[PROBLEM]
Please write the listing below out again exactly, leaving every picture behind.

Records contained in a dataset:

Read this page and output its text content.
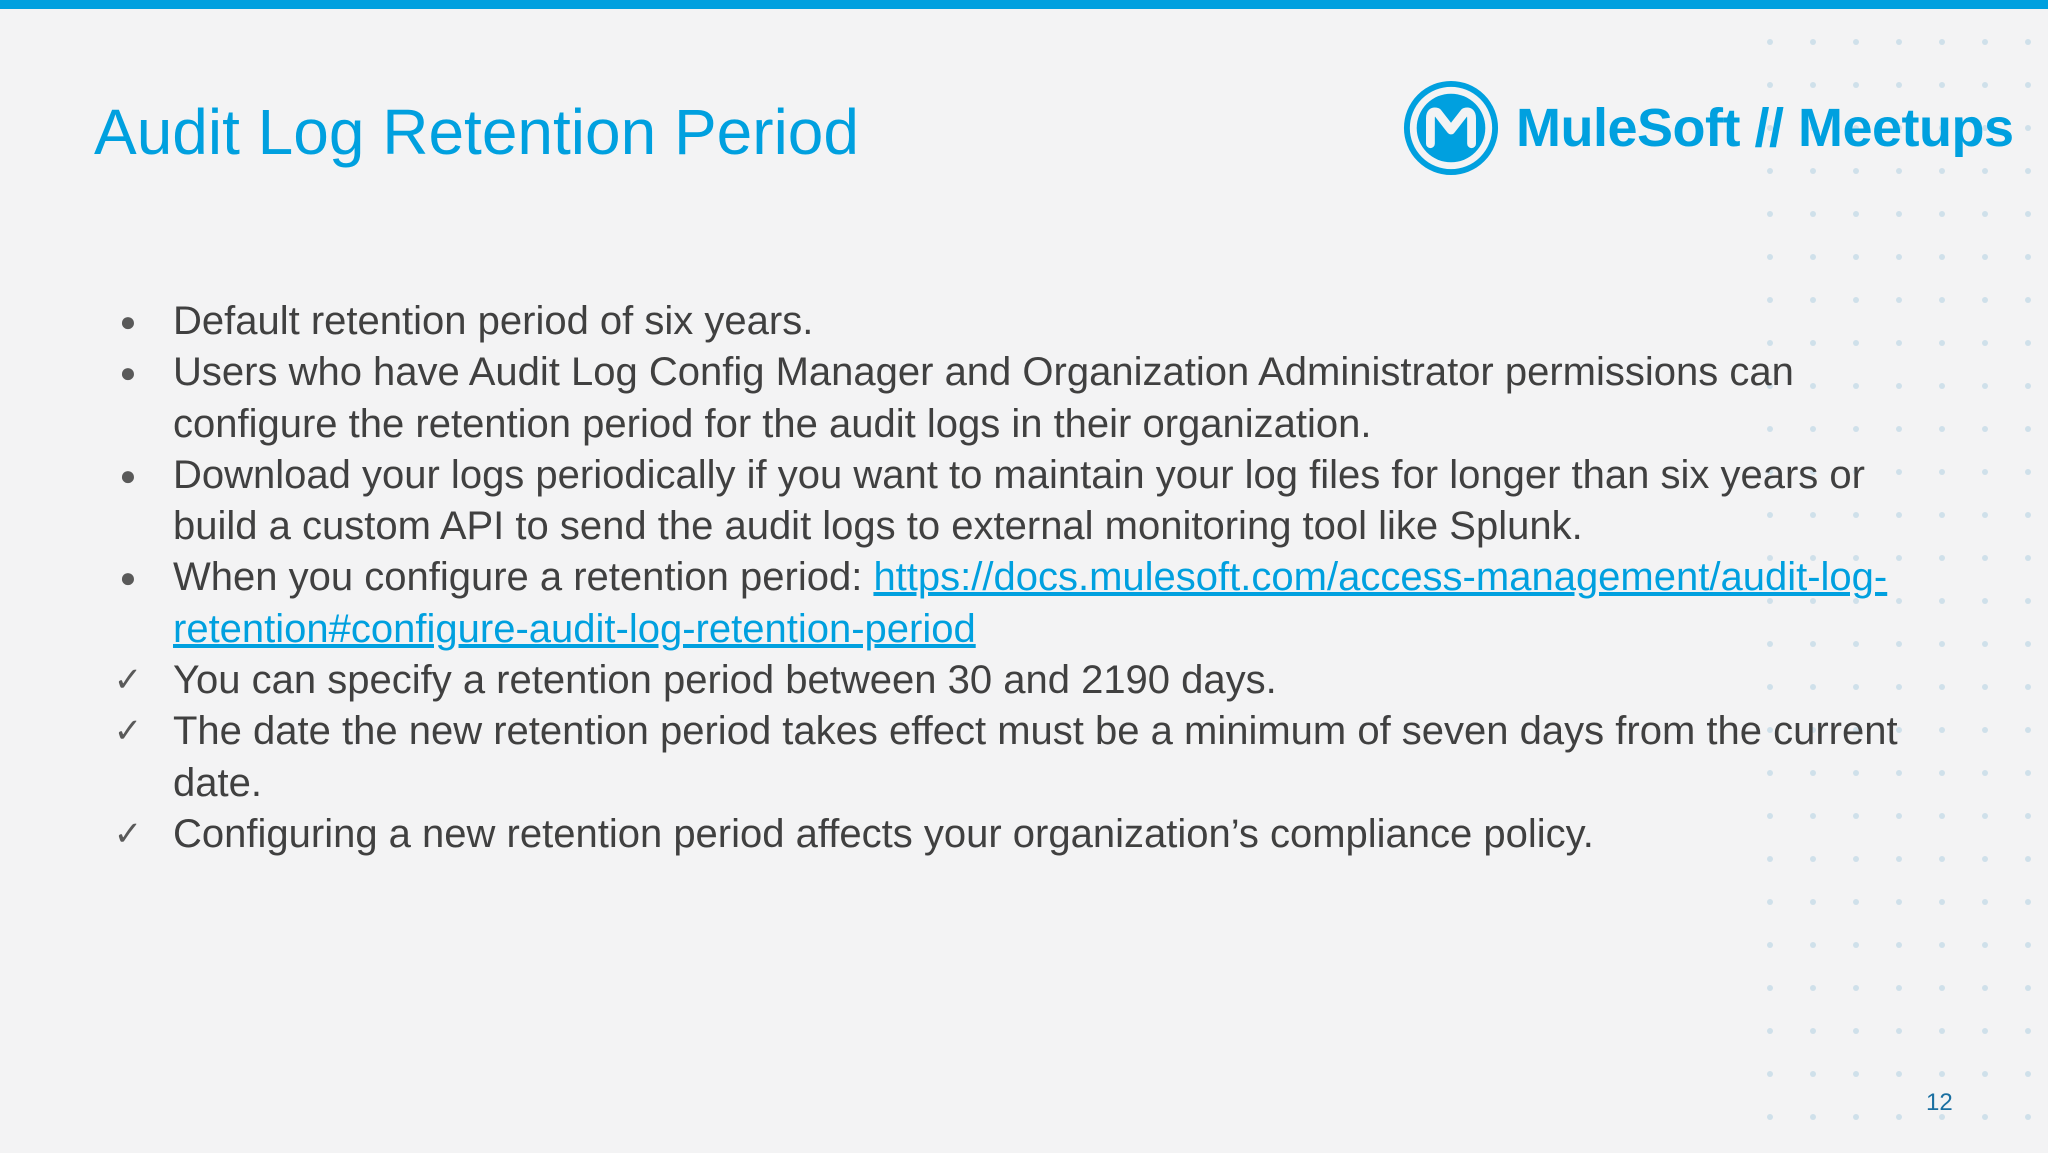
Audit Log Retention Period	MuleSoft // Meetups
● Default retention period of six years.
● Users who have Audit Log Config Manager and Organization Administrator permissions can configure the retention period for the audit logs in their organization.
● Download your logs periodically if you want to maintain your log files for longer than six years or build a custom API to send the audit logs to external monitoring tool like Splunk.
● When you configure a retention period: https://docs.mulesoft.com/access-management/audit-log-retention#configure-audit-log-retention-period
✓ You can specify a retention period between 30 and 2190 days.
✓ The date the new retention period takes effect must be a minimum of seven days from the current date.
✓ Configuring a new retention period affects your organization’s compliance policy.
12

[SOLUTION FOR THIS TASK]
Read this page and output its text content.
Audit Log Retention Period	MuleSoft // Meetups
● Default retention period of six years.
● Users who have Audit Log Config Manager and Organization Administrator permissions can configure the retention period for the audit logs in their organization.
● Download your logs periodically if you want to maintain your log files for longer than six years or build a custom API to send the audit logs to external monitoring tool like Splunk.
● When you configure a retention period: https://docs.mulesoft.com/access-management/audit-log-retention#configure-audit-log-retention-period
✓ You can specify a retention period between 30 and 2190 days.
✓ The date the new retention period takes effect must be a minimum of seven days from the current date.
✓ Configuring a new retention period affects your organization’s compliance policy.
12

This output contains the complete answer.